- Instruction
Write the material out again exactly.

- Given records
════

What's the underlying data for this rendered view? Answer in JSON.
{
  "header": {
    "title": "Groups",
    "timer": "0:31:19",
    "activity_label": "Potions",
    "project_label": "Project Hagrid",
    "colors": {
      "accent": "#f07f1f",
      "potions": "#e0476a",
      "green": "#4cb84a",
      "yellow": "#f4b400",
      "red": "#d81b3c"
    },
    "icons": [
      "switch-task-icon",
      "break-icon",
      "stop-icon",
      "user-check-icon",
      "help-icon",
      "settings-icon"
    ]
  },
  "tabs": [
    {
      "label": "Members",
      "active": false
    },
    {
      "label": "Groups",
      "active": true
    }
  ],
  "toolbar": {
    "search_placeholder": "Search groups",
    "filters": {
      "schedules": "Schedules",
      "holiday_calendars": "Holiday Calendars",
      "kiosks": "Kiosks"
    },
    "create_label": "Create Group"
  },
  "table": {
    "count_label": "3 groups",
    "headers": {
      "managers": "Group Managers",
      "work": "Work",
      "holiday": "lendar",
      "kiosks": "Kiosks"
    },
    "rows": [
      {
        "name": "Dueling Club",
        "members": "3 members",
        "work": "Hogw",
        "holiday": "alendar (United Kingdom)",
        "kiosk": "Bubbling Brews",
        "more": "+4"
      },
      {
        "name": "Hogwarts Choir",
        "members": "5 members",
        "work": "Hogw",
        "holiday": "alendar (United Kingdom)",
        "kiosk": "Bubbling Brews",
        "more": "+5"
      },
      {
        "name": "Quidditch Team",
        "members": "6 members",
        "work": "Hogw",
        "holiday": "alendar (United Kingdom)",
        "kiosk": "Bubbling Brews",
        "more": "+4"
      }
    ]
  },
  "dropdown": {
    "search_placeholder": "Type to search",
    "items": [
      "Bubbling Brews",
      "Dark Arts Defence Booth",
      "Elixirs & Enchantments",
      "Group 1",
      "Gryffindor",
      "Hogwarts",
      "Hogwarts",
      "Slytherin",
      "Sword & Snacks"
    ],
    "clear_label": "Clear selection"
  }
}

════

- Exercise result
What's the underlying data for this rendered view? Answer in JSON.
{
  "header": {
    "title": "Groups",
    "timer": "0:31:19",
    "activity_label": "Potions",
    "project_label": "Project Hagrid",
    "colors": {
      "accent": "#f07f1f",
      "potions": "#e0476a",
      "green": "#4cb84a",
      "yellow": "#f4b400",
      "red": "#d81b3c"
    },
    "icons": [
      "switch-task-icon",
      "break-icon",
      "stop-icon",
      "user-check-icon",
      "help-icon",
      "settings-icon"
    ]
  },
  "tabs": [
    {
      "label": "Members",
      "active": false
    },
    {
      "label": "Groups",
      "active": true
    }
  ],
  "toolbar": {
    "search_placeholder": "Search groups",
    "filters": {
      "schedules": "Schedules",
      "holiday_calendars": "Holiday Calendars",
      "kiosks": "Kiosks"
    },
    "create_label": "Create Group"
  },
  "table": {
    "count_label": "3 groups",
    "headers": {
      "managers": "Group Managers",
      "work": "Work",
      "holiday": "lendar",
      "kiosks": "Kiosks"
    },
    "rows": [
      {
        "name": "Dueling Club",
        "members": "3 members",
        "work": "Hogw",
        "holiday": "alendar (United Kingdom)",
        "kiosk": "Bubbling Brews",
        "more": "+4"
      },
      {
        "name": "Hogwarts Choir",
        "members": "5 members",
        "work": "Hogw",
        "holiday": "alendar (United Kingdom)",
        "kiosk": "Bubbling Brews",
        "more": "+5"
      },
      {
        "name": "Quidditch Team",
        "members": "6 members",
        "work": "Hogw",
        "holiday": "alendar (United Kingdom)",
        "kiosk": "Bubbling Brews",
        "more": "+4"
      }
    ]
  },
  "dropdown": {
    "search_placeholder": "Type to search",
    "items": [
      "Bubbling Brews",
      "Dark Arts Defence Booth",
      "Elixirs & Enchantments",
      "Group 1",
      "Gryffindor",
      "Hogwarts",
      "Hogwarts",
      "Slytherin",
      "Sword & Snacks"
    ],
    "clear_label": "Clear selection"
  }
}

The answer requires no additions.